Tally up the lines carrying the string "STUDI" and respond with only the resulting number.

--- start DATA SUPPLIED ---

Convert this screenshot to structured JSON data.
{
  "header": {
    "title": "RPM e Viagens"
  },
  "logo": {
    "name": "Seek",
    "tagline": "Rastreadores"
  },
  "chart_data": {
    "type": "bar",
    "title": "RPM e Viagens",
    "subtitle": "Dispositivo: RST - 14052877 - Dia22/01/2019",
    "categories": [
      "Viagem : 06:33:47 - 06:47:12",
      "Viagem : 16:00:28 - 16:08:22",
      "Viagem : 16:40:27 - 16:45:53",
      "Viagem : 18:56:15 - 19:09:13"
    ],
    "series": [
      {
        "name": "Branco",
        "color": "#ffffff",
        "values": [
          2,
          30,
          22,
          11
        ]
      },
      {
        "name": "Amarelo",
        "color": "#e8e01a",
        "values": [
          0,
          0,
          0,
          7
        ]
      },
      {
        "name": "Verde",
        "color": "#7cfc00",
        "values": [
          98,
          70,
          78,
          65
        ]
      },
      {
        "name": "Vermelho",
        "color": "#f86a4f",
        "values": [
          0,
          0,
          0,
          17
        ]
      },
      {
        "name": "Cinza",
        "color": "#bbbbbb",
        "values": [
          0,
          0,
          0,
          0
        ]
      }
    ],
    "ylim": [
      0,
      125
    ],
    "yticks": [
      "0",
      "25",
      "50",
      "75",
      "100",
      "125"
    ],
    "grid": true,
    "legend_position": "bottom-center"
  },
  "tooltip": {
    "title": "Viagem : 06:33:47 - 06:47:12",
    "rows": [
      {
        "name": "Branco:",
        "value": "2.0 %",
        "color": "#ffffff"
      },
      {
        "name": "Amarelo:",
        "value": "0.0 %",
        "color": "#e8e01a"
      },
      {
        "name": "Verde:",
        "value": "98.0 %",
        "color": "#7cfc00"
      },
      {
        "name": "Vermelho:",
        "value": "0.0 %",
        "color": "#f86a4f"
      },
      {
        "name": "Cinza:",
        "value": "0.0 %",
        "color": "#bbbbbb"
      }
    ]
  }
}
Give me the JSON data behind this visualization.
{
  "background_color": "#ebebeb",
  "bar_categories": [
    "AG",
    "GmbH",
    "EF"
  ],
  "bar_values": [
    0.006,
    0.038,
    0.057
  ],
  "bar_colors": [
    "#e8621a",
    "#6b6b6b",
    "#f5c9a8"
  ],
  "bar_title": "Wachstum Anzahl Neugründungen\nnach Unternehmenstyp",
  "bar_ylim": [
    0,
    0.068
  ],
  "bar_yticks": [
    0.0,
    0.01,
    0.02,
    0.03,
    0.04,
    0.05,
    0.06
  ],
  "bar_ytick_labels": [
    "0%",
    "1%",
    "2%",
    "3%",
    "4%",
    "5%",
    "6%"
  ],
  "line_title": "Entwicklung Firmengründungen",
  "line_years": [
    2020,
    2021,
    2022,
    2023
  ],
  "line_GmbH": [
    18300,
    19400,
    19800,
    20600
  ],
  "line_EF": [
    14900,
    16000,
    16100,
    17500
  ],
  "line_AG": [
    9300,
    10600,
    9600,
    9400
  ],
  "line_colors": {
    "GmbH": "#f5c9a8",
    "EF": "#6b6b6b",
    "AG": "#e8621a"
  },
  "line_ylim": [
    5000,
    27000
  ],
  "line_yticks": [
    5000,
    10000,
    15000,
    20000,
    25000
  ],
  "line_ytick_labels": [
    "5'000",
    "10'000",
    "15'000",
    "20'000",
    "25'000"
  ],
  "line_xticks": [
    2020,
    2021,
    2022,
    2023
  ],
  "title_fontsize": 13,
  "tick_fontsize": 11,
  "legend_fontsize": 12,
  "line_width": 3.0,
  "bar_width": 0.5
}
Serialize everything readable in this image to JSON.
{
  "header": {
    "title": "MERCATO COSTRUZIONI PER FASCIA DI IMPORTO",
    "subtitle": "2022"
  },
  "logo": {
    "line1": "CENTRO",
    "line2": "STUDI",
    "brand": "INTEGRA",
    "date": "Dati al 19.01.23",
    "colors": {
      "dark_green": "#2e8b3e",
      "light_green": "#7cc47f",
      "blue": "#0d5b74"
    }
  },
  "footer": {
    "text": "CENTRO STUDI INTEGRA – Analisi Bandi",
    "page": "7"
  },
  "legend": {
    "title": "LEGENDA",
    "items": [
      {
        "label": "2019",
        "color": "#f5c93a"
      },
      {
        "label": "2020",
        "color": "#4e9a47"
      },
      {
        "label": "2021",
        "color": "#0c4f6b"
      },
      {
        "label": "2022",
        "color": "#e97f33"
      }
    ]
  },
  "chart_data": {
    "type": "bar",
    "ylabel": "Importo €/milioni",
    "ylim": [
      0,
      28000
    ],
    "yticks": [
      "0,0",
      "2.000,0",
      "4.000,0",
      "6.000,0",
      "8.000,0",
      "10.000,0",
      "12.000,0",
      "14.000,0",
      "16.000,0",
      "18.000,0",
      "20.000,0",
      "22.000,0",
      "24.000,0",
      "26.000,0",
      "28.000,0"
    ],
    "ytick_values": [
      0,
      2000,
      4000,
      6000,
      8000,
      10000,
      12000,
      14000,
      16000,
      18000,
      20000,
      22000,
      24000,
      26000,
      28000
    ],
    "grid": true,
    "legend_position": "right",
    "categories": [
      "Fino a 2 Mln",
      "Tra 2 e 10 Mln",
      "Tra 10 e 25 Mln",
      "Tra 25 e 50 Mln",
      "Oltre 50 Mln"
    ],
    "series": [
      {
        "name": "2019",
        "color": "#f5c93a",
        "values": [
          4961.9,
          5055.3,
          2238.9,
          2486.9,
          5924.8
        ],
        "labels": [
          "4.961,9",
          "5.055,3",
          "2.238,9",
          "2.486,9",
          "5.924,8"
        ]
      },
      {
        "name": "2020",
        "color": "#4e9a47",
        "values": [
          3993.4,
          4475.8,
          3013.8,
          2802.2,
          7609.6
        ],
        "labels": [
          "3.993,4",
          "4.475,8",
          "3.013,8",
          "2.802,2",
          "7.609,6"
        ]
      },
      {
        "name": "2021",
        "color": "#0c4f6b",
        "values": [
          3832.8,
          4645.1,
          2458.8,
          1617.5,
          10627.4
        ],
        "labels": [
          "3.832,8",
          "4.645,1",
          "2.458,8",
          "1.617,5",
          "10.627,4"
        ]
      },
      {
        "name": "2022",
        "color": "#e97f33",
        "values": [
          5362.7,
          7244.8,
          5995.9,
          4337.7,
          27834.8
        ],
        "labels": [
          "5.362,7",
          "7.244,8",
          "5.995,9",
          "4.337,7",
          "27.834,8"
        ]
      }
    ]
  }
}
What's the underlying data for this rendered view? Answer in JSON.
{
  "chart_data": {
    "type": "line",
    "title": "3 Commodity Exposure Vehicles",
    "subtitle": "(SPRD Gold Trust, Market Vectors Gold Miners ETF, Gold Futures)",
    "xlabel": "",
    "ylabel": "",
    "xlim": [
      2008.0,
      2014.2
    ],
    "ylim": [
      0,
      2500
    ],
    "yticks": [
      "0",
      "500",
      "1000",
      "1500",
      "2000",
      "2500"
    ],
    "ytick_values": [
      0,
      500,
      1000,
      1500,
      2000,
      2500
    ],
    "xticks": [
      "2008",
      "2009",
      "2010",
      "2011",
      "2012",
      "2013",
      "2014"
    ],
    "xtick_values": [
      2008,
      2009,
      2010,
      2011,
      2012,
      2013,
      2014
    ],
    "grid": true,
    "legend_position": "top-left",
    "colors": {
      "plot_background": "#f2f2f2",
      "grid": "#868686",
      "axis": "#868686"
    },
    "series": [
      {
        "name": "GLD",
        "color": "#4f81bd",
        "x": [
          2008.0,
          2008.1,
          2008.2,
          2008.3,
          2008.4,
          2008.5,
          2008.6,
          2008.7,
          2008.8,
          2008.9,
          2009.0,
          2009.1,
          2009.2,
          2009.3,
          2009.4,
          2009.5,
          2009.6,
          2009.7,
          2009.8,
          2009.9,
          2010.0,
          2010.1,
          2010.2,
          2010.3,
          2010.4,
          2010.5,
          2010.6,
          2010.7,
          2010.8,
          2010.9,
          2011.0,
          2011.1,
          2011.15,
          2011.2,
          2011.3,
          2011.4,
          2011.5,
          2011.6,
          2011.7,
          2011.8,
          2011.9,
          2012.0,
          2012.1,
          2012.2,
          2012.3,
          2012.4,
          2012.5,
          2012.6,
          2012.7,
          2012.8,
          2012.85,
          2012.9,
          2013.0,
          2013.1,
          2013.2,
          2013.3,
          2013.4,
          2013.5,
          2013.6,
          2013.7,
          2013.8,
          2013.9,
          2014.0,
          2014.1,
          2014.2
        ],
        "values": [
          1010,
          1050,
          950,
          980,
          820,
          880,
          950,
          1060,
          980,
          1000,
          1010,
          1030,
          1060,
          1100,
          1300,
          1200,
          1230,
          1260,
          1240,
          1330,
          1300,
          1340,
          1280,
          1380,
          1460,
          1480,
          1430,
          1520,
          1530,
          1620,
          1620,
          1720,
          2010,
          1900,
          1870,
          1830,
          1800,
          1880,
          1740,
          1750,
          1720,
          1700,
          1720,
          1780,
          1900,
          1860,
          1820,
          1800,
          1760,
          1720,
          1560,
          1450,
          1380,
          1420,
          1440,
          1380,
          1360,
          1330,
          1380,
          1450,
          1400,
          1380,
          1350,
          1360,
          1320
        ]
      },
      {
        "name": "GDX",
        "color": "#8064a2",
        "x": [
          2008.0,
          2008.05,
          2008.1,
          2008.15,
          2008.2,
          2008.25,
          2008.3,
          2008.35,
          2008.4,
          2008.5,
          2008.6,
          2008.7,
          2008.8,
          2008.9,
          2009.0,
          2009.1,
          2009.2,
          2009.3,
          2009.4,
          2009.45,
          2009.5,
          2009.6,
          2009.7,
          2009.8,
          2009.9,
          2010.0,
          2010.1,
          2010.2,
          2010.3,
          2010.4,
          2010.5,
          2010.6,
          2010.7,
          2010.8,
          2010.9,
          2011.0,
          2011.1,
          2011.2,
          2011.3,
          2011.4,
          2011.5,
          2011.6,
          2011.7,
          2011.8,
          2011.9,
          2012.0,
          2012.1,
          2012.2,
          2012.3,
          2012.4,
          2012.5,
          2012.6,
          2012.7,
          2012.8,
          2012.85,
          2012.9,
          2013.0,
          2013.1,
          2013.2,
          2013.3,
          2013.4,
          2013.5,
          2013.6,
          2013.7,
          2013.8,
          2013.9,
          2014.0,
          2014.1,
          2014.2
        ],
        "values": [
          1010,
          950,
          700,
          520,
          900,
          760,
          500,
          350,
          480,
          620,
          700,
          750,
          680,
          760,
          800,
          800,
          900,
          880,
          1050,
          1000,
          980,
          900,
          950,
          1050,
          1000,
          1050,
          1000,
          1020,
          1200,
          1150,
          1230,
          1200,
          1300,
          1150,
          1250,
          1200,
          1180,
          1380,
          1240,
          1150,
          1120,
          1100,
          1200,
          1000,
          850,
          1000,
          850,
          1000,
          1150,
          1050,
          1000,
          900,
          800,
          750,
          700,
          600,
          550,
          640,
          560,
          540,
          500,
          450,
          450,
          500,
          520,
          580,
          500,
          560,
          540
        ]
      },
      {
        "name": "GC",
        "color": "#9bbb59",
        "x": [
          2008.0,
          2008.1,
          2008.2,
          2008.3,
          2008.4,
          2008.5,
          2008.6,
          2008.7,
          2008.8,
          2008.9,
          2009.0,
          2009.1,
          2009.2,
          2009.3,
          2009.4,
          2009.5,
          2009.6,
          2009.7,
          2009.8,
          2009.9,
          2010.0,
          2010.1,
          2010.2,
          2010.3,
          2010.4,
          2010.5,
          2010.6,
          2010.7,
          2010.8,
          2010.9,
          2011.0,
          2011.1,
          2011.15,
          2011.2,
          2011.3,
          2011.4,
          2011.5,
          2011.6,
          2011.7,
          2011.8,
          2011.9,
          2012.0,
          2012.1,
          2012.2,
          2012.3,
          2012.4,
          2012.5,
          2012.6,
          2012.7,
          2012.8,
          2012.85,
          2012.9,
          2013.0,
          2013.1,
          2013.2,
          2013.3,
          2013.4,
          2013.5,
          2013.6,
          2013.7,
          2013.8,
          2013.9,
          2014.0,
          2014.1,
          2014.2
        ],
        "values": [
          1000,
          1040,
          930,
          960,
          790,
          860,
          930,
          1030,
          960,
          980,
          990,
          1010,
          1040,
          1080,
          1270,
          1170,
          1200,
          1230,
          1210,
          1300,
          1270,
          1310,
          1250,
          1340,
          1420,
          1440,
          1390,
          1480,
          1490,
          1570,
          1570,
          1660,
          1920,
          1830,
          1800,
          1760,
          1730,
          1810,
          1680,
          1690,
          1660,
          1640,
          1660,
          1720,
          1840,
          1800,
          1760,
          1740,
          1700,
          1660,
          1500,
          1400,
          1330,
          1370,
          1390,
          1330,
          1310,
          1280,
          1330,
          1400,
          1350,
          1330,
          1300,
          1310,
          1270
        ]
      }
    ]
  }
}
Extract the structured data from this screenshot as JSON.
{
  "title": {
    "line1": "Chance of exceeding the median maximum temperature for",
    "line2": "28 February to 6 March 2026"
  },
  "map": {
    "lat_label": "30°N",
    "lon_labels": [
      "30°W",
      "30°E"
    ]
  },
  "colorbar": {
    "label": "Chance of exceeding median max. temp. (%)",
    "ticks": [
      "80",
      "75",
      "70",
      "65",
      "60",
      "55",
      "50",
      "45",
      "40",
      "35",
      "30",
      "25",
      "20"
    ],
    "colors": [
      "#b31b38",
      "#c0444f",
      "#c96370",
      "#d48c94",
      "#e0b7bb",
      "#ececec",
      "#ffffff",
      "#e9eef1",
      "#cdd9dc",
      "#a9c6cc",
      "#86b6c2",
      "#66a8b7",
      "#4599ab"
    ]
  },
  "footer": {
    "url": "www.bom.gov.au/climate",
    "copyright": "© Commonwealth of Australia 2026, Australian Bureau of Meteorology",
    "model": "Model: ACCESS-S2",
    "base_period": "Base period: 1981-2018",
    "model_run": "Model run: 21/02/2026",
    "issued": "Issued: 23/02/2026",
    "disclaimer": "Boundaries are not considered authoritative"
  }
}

--- end DATA SUPPLIED ---

**SOLUTION TO THIS PROBLEM**
2